_The input_
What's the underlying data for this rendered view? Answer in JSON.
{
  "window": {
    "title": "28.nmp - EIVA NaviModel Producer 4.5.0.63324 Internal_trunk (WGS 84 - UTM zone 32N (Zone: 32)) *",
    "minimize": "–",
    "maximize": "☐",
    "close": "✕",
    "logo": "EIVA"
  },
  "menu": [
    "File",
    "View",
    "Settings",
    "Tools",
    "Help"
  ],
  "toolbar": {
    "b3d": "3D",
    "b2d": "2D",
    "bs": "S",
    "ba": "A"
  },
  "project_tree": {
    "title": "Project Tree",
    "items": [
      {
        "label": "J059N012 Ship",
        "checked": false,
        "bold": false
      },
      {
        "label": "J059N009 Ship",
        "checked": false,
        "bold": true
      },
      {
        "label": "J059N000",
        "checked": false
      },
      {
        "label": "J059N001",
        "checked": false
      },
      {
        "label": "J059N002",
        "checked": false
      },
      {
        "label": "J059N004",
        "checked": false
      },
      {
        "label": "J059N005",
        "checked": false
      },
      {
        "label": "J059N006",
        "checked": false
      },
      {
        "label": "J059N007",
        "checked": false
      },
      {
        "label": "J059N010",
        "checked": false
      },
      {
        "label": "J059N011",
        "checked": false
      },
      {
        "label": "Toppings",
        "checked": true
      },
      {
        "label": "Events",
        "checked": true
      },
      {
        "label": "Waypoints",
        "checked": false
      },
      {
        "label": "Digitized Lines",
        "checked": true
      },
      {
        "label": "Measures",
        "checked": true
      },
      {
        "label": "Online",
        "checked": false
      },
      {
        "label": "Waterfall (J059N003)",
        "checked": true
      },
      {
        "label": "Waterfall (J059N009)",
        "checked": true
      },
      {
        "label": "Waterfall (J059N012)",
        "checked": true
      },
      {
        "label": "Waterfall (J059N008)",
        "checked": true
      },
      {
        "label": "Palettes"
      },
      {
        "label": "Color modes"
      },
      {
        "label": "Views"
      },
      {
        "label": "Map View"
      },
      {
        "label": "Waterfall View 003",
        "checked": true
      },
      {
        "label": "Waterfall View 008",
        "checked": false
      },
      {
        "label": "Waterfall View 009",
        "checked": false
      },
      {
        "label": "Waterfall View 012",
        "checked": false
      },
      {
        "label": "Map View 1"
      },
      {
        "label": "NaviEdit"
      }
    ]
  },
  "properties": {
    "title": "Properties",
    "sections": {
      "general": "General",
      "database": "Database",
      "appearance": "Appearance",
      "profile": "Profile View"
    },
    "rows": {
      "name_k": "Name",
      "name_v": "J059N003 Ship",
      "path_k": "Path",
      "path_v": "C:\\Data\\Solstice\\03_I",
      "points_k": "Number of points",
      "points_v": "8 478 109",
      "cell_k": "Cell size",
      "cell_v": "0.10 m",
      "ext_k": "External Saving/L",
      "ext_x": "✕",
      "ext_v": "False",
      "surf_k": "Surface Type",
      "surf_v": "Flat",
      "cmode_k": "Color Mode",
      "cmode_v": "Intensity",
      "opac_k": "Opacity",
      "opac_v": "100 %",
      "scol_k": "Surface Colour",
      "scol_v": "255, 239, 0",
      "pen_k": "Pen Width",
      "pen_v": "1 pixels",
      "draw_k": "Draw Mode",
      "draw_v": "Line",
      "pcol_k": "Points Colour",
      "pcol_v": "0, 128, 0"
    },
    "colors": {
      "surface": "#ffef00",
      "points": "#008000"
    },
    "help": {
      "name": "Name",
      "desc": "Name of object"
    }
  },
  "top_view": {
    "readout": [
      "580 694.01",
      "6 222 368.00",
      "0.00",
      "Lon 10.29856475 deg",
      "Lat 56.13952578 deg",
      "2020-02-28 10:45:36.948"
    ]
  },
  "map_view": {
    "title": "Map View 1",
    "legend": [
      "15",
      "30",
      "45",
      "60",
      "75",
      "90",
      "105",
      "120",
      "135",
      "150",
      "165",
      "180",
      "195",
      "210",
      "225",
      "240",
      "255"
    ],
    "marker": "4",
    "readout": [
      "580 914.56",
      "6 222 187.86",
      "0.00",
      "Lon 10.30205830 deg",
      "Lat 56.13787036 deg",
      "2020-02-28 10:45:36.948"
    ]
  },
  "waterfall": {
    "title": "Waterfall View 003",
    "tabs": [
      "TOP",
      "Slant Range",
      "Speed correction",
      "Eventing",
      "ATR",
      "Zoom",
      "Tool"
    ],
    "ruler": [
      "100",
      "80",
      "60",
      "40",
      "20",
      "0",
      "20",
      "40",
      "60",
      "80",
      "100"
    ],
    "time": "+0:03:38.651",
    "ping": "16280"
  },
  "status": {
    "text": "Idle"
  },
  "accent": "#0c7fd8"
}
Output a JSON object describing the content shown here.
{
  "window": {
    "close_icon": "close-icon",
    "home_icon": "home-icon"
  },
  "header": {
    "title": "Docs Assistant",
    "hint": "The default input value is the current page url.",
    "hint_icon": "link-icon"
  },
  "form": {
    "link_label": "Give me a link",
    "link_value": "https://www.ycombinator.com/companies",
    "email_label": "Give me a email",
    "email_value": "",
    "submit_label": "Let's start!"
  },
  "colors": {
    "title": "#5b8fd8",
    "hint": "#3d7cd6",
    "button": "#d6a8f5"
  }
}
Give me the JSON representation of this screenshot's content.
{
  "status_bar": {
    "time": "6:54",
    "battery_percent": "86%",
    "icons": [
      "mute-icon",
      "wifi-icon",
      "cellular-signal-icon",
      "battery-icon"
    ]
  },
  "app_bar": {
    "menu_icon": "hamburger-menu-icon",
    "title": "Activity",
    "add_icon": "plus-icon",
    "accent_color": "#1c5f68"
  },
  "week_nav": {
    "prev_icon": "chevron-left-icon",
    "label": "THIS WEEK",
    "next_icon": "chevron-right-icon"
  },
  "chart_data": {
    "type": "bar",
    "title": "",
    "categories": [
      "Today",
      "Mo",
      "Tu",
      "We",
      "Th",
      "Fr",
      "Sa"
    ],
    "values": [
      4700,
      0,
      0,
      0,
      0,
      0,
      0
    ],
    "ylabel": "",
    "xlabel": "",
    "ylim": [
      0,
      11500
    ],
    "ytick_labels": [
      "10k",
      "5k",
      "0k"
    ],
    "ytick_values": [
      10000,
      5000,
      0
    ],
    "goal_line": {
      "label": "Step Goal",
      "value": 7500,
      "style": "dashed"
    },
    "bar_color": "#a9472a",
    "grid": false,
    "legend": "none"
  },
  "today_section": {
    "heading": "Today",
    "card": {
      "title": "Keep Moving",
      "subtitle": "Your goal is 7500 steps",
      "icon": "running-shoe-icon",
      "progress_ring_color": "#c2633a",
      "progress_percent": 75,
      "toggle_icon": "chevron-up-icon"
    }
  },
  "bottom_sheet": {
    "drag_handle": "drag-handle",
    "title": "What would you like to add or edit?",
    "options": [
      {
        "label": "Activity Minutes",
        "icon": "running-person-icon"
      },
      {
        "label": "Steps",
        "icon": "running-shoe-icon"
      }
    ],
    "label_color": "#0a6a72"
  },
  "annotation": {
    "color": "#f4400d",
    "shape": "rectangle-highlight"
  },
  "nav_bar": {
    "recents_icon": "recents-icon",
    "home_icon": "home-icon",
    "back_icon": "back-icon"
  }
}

_To do_
Each line of the listing should be echoed back exactly.

_Solution to this exercise_
What's the underlying data for this rendered view? Answer in JSON.
{
  "window": {
    "title": "28.nmp - EIVA NaviModel Producer 4.5.0.63324 Internal_trunk (WGS 84 - UTM zone 32N (Zone: 32)) *",
    "minimize": "–",
    "maximize": "☐",
    "close": "✕",
    "logo": "EIVA"
  },
  "menu": [
    "File",
    "View",
    "Settings",
    "Tools",
    "Help"
  ],
  "toolbar": {
    "b3d": "3D",
    "b2d": "2D",
    "bs": "S",
    "ba": "A"
  },
  "project_tree": {
    "title": "Project Tree",
    "items": [
      {
        "label": "J059N012 Ship",
        "checked": false,
        "bold": false
      },
      {
        "label": "J059N009 Ship",
        "checked": false,
        "bold": true
      },
      {
        "label": "J059N000",
        "checked": false
      },
      {
        "label": "J059N001",
        "checked": false
      },
      {
        "label": "J059N002",
        "checked": false
      },
      {
        "label": "J059N004",
        "checked": false
      },
      {
        "label": "J059N005",
        "checked": false
      },
      {
        "label": "J059N006",
        "checked": false
      },
      {
        "label": "J059N007",
        "checked": false
      },
      {
        "label": "J059N010",
        "checked": false
      },
      {
        "label": "J059N011",
        "checked": false
      },
      {
        "label": "Toppings",
        "checked": true
      },
      {
        "label": "Events",
        "checked": true
      },
      {
        "label": "Waypoints",
        "checked": false
      },
      {
        "label": "Digitized Lines",
        "checked": true
      },
      {
        "label": "Measures",
        "checked": true
      },
      {
        "label": "Online",
        "checked": false
      },
      {
        "label": "Waterfall (J059N003)",
        "checked": true
      },
      {
        "label": "Waterfall (J059N009)",
        "checked": true
      },
      {
        "label": "Waterfall (J059N012)",
        "checked": true
      },
      {
        "label": "Waterfall (J059N008)",
        "checked": true
      },
      {
        "label": "Palettes"
      },
      {
        "label": "Color modes"
      },
      {
        "label": "Views"
      },
      {
        "label": "Map View"
      },
      {
        "label": "Waterfall View 003",
        "checked": true
      },
      {
        "label": "Waterfall View 008",
        "checked": false
      },
      {
        "label": "Waterfall View 009",
        "checked": false
      },
      {
        "label": "Waterfall View 012",
        "checked": false
      },
      {
        "label": "Map View 1"
      },
      {
        "label": "NaviEdit"
      }
    ]
  },
  "properties": {
    "title": "Properties",
    "sections": {
      "general": "General",
      "database": "Database",
      "appearance": "Appearance",
      "profile": "Profile View"
    },
    "rows": {
      "name_k": "Name",
      "name_v": "J059N003 Ship",
      "path_k": "Path",
      "path_v": "C:\\Data\\Solstice\\03_I",
      "points_k": "Number of points",
      "points_v": "8 478 109",
      "cell_k": "Cell size",
      "cell_v": "0.10 m",
      "ext_k": "External Saving/L",
      "ext_x": "✕",
      "ext_v": "False",
      "surf_k": "Surface Type",
      "surf_v": "Flat",
      "cmode_k": "Color Mode",
      "cmode_v": "Intensity",
      "opac_k": "Opacity",
      "opac_v": "100 %",
      "scol_k": "Surface Colour",
      "scol_v": "255, 239, 0",
      "pen_k": "Pen Width",
      "pen_v": "1 pixels",
      "draw_k": "Draw Mode",
      "draw_v": "Line",
      "pcol_k": "Points Colour",
      "pcol_v": "0, 128, 0"
    },
    "colors": {
      "surface": "#ffef00",
      "points": "#008000"
    },
    "help": {
      "name": "Name",
      "desc": "Name of object"
    }
  },
  "top_view": {
    "readout": [
      "580 694.01",
      "6 222 368.00",
      "0.00",
      "Lon 10.29856475 deg",
      "Lat 56.13952578 deg",
      "2020-02-28 10:45:36.948"
    ]
  },
  "map_view": {
    "title": "Map View 1",
    "legend": [
      "15",
      "30",
      "45",
      "60",
      "75",
      "90",
      "105",
      "120",
      "135",
      "150",
      "165",
      "180",
      "195",
      "210",
      "225",
      "240",
      "255"
    ],
    "marker": "4",
    "readout": [
      "580 914.56",
      "6 222 187.86",
      "0.00",
      "Lon 10.30205830 deg",
      "Lat 56.13787036 deg",
      "2020-02-28 10:45:36.948"
    ]
  },
  "waterfall": {
    "title": "Waterfall View 003",
    "tabs": [
      "TOP",
      "Slant Range",
      "Speed correction",
      "Eventing",
      "ATR",
      "Zoom",
      "Tool"
    ],
    "ruler": [
      "100",
      "80",
      "60",
      "40",
      "20",
      "0",
      "20",
      "40",
      "60",
      "80",
      "100"
    ],
    "time": "+0:03:38.651",
    "ping": "16280"
  },
  "status": {
    "text": "Idle"
  },
  "accent": "#0c7fd8"
}
Output a JSON object describing the content shown here.
{
  "window": {
    "close_icon": "close-icon",
    "home_icon": "home-icon"
  },
  "header": {
    "title": "Docs Assistant",
    "hint": "The default input value is the current page url.",
    "hint_icon": "link-icon"
  },
  "form": {
    "link_label": "Give me a link",
    "link_value": "https://www.ycombinator.com/companies",
    "email_label": "Give me a email",
    "email_value": "",
    "submit_label": "Let's start!"
  },
  "colors": {
    "title": "#5b8fd8",
    "hint": "#3d7cd6",
    "button": "#d6a8f5"
  }
}
Give me the JSON representation of this screenshot's content.
{
  "status_bar": {
    "time": "6:54",
    "battery_percent": "86%",
    "icons": [
      "mute-icon",
      "wifi-icon",
      "cellular-signal-icon",
      "battery-icon"
    ]
  },
  "app_bar": {
    "menu_icon": "hamburger-menu-icon",
    "title": "Activity",
    "add_icon": "plus-icon",
    "accent_color": "#1c5f68"
  },
  "week_nav": {
    "prev_icon": "chevron-left-icon",
    "label": "THIS WEEK",
    "next_icon": "chevron-right-icon"
  },
  "chart_data": {
    "type": "bar",
    "title": "",
    "categories": [
      "Today",
      "Mo",
      "Tu",
      "We",
      "Th",
      "Fr",
      "Sa"
    ],
    "values": [
      4700,
      0,
      0,
      0,
      0,
      0,
      0
    ],
    "ylabel": "",
    "xlabel": "",
    "ylim": [
      0,
      11500
    ],
    "ytick_labels": [
      "10k",
      "5k",
      "0k"
    ],
    "ytick_values": [
      10000,
      5000,
      0
    ],
    "goal_line": {
      "label": "Step Goal",
      "value": 7500,
      "style": "dashed"
    },
    "bar_color": "#a9472a",
    "grid": false,
    "legend": "none"
  },
  "today_section": {
    "heading": "Today",
    "card": {
      "title": "Keep Moving",
      "subtitle": "Your goal is 7500 steps",
      "icon": "running-shoe-icon",
      "progress_ring_color": "#c2633a",
      "progress_percent": 75,
      "toggle_icon": "chevron-up-icon"
    }
  },
  "bottom_sheet": {
    "drag_handle": "drag-handle",
    "title": "What would you like to add or edit?",
    "options": [
      {
        "label": "Activity Minutes",
        "icon": "running-person-icon"
      },
      {
        "label": "Steps",
        "icon": "running-shoe-icon"
      }
    ],
    "label_color": "#0a6a72"
  },
  "annotation": {
    "color": "#f4400d",
    "shape": "rectangle-highlight"
  },
  "nav_bar": {
    "recents_icon": "recents-icon",
    "home_icon": "home-icon",
    "back_icon": "back-icon"
  }
}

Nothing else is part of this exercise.